» **Objective**: Write out the data below word for word, keeping every line unchanged.

» **Dataset**:
######

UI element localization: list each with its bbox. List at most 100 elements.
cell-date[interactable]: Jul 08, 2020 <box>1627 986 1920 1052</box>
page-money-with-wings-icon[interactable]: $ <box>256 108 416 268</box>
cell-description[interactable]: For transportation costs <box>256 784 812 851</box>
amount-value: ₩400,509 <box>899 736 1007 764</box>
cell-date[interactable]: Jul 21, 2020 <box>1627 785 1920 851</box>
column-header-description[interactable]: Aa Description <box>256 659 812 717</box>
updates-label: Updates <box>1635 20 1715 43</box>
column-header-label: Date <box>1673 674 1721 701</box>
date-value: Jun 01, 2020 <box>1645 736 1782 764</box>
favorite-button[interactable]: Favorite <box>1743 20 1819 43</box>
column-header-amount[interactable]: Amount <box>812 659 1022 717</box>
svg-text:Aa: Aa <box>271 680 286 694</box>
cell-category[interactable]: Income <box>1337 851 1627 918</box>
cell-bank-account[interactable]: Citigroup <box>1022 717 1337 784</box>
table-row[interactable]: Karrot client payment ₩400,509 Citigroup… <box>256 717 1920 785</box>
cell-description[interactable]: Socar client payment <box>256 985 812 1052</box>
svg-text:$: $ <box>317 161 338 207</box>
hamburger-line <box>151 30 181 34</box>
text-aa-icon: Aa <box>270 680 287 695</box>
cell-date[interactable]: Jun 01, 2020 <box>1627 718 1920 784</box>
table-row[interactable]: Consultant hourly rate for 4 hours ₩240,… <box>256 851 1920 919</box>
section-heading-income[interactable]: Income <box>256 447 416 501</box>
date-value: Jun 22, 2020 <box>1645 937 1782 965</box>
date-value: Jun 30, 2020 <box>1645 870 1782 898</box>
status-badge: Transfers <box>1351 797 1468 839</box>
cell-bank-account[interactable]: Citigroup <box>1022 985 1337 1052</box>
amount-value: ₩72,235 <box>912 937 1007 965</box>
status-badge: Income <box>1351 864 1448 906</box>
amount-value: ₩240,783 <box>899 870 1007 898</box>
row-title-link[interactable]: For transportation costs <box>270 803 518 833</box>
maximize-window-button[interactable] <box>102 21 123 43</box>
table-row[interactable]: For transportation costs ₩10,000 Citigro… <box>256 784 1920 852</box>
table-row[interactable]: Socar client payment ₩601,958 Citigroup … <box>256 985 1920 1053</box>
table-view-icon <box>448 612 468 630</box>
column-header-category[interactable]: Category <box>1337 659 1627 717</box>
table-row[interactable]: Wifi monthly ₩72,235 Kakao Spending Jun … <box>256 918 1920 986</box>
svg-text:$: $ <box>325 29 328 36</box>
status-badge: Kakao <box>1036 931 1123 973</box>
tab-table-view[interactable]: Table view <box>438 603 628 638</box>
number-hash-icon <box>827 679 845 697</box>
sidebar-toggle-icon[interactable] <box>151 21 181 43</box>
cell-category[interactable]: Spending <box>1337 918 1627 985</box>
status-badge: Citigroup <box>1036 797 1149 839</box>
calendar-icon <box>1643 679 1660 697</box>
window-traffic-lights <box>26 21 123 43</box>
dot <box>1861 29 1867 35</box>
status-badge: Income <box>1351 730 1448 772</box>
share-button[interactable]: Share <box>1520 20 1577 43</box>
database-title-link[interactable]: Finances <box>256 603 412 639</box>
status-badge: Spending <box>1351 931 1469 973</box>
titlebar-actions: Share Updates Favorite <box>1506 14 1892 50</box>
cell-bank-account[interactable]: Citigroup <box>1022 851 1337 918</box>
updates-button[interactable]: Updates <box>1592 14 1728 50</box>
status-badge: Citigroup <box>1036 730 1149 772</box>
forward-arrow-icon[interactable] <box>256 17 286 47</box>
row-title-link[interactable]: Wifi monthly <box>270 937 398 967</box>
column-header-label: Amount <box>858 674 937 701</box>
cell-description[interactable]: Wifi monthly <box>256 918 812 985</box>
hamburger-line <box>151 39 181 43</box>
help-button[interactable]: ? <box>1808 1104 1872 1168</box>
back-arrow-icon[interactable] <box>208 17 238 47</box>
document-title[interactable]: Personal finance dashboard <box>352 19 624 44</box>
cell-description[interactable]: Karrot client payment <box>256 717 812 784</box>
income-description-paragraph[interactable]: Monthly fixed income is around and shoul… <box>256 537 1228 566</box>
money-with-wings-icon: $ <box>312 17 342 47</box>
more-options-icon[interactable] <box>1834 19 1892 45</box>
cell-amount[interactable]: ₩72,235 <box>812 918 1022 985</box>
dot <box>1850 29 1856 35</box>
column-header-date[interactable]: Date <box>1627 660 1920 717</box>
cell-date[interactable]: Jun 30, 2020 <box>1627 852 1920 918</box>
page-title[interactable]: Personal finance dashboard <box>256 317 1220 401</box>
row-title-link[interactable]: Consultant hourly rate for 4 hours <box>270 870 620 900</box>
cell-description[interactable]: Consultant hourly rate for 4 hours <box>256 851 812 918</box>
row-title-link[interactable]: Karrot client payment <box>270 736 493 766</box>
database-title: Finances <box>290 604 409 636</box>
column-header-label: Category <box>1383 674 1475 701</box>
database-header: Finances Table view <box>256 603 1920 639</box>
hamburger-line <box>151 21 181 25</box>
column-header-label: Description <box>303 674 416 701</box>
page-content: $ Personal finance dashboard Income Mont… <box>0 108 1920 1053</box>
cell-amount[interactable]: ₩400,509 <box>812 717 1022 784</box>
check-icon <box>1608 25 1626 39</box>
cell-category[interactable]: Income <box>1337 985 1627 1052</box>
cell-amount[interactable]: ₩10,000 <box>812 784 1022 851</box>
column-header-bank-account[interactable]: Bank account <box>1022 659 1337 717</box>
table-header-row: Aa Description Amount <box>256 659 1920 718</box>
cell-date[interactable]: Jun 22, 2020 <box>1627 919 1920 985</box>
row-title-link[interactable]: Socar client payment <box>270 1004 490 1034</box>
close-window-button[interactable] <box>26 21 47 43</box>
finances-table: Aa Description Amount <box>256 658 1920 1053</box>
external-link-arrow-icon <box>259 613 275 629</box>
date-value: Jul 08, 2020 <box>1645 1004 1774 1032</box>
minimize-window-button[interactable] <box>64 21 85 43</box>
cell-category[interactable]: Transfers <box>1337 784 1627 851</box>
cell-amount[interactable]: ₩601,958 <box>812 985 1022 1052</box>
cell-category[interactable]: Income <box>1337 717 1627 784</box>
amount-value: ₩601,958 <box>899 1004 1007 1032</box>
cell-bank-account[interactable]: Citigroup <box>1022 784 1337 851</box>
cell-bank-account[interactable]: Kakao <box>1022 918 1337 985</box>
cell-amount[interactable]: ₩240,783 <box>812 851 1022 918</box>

######

» **Task response**:
UI element localization: list each with its bbox. List at most 100 elements.
cell-date[interactable]: Jul 08, 2020 <box>1627 986 1920 1052</box>
page-money-with-wings-icon[interactable]: $ <box>256 108 416 268</box>
cell-description[interactable]: For transportation costs <box>256 784 812 851</box>
amount-value: ₩400,509 <box>899 736 1007 764</box>
cell-date[interactable]: Jul 21, 2020 <box>1627 785 1920 851</box>
column-header-description[interactable]: Aa Description <box>256 659 812 717</box>
updates-label: Updates <box>1635 20 1715 43</box>
column-header-label: Date <box>1673 674 1721 701</box>
date-value: Jun 01, 2020 <box>1645 736 1782 764</box>
favorite-button[interactable]: Favorite <box>1743 20 1819 43</box>
column-header-amount[interactable]: Amount <box>812 659 1022 717</box>
svg-text:Aa: Aa <box>271 680 286 694</box>
cell-category[interactable]: Income <box>1337 851 1627 918</box>
cell-bank-account[interactable]: Citigroup <box>1022 717 1337 784</box>
table-row[interactable]: Karrot client payment ₩400,509 Citigroup… <box>256 717 1920 785</box>
cell-description[interactable]: Socar client payment <box>256 985 812 1052</box>
svg-text:$: $ <box>317 161 338 207</box>
hamburger-line <box>151 30 181 34</box>
text-aa-icon: Aa <box>270 680 287 695</box>
cell-date[interactable]: Jun 01, 2020 <box>1627 718 1920 784</box>
table-row[interactable]: Consultant hourly rate for 4 hours ₩240,… <box>256 851 1920 919</box>
section-heading-income[interactable]: Income <box>256 447 416 501</box>
date-value: Jun 22, 2020 <box>1645 937 1782 965</box>
date-value: Jun 30, 2020 <box>1645 870 1782 898</box>
status-badge: Transfers <box>1351 797 1468 839</box>
cell-bank-account[interactable]: Citigroup <box>1022 985 1337 1052</box>
amount-value: ₩72,235 <box>912 937 1007 965</box>
status-badge: Income <box>1351 864 1448 906</box>
amount-value: ₩240,783 <box>899 870 1007 898</box>
row-title-link[interactable]: For transportation costs <box>270 803 518 833</box>
maximize-window-button[interactable] <box>102 21 123 43</box>
table-row[interactable]: For transportation costs ₩10,000 Citigro… <box>256 784 1920 852</box>
table-row[interactable]: Socar client payment ₩601,958 Citigroup … <box>256 985 1920 1053</box>
table-view-icon <box>448 612 468 630</box>
column-header-category[interactable]: Category <box>1337 659 1627 717</box>
table-row[interactable]: Wifi monthly ₩72,235 Kakao Spending Jun … <box>256 918 1920 986</box>
svg-text:$: $ <box>325 29 328 36</box>
status-badge: Kakao <box>1036 931 1123 973</box>
tab-table-view[interactable]: Table view <box>438 603 628 638</box>
number-hash-icon <box>827 679 845 697</box>
sidebar-toggle-icon[interactable] <box>151 21 181 43</box>
cell-category[interactable]: Spending <box>1337 918 1627 985</box>
status-badge: Citigroup <box>1036 797 1149 839</box>
calendar-icon <box>1643 679 1660 697</box>
window-traffic-lights <box>26 21 123 43</box>
dot <box>1861 29 1867 35</box>
status-badge: Income <box>1351 730 1448 772</box>
share-button[interactable]: Share <box>1520 20 1577 43</box>
database-title-link[interactable]: Finances <box>256 603 412 639</box>
status-badge: Spending <box>1351 931 1469 973</box>
titlebar-actions: Share Updates Favorite <box>1506 14 1892 50</box>
cell-bank-account[interactable]: Citigroup <box>1022 851 1337 918</box>
updates-button[interactable]: Updates <box>1592 14 1728 50</box>
status-badge: Citigroup <box>1036 730 1149 772</box>
forward-arrow-icon[interactable] <box>256 17 286 47</box>
row-title-link[interactable]: Wifi monthly <box>270 937 398 967</box>
column-header-label: Amount <box>858 674 937 701</box>
cell-description[interactable]: Wifi monthly <box>256 918 812 985</box>
hamburger-line <box>151 39 181 43</box>
help-button[interactable]: ? <box>1808 1104 1872 1168</box>
back-arrow-icon[interactable] <box>208 17 238 47</box>
document-title[interactable]: Personal finance dashboard <box>352 19 624 44</box>
cell-description[interactable]: Karrot client payment <box>256 717 812 784</box>
income-description-paragraph[interactable]: Monthly fixed income is around and shoul… <box>256 537 1228 566</box>
money-with-wings-icon: $ <box>312 17 342 47</box>
more-options-icon[interactable] <box>1834 19 1892 45</box>
cell-amount[interactable]: ₩72,235 <box>812 918 1022 985</box>
dot <box>1850 29 1856 35</box>
column-header-date[interactable]: Date <box>1627 660 1920 717</box>
cell-date[interactable]: Jun 30, 2020 <box>1627 852 1920 918</box>
page-title[interactable]: Personal finance dashboard <box>256 317 1220 401</box>
row-title-link[interactable]: Consultant hourly rate for 4 hours <box>270 870 620 900</box>
cell-description[interactable]: Consultant hourly rate for 4 hours <box>256 851 812 918</box>
row-title-link[interactable]: Karrot client payment <box>270 736 493 766</box>
database-title: Finances <box>290 604 409 636</box>
column-header-label: Category <box>1383 674 1475 701</box>
database-header: Finances Table view <box>256 603 1920 639</box>
hamburger-line <box>151 21 181 25</box>
column-header-label: Description <box>303 674 416 701</box>
page-content: $ Personal finance dashboard Income Mont… <box>0 108 1920 1053</box>
cell-amount[interactable]: ₩400,509 <box>812 717 1022 784</box>
check-icon <box>1608 25 1626 39</box>
cell-category[interactable]: Income <box>1337 985 1627 1052</box>
cell-amount[interactable]: ₩10,000 <box>812 784 1022 851</box>
column-header-bank-account[interactable]: Bank account <box>1022 659 1337 717</box>
table-header-row: Aa Description Amount <box>256 659 1920 718</box>
cell-date[interactable]: Jun 22, 2020 <box>1627 919 1920 985</box>
row-title-link[interactable]: Socar client payment <box>270 1004 490 1034</box>
close-window-button[interactable] <box>26 21 47 43</box>
finances-table: Aa Description Amount <box>256 658 1920 1053</box>
external-link-arrow-icon <box>259 613 275 629</box>
date-value: Jul 08, 2020 <box>1645 1004 1774 1032</box>
minimize-window-button[interactable] <box>64 21 85 43</box>
cell-category[interactable]: Transfers <box>1337 784 1627 851</box>
cell-amount[interactable]: ₩601,958 <box>812 985 1022 1052</box>
cell-category[interactable]: Income <box>1337 717 1627 784</box>
amount-value: ₩601,958 <box>899 1004 1007 1032</box>
cell-bank-account[interactable]: Citigroup <box>1022 784 1337 851</box>
cell-bank-account[interactable]: Kakao <box>1022 918 1337 985</box>
cell-amount[interactable]: ₩240,783 <box>812 851 1022 918</box>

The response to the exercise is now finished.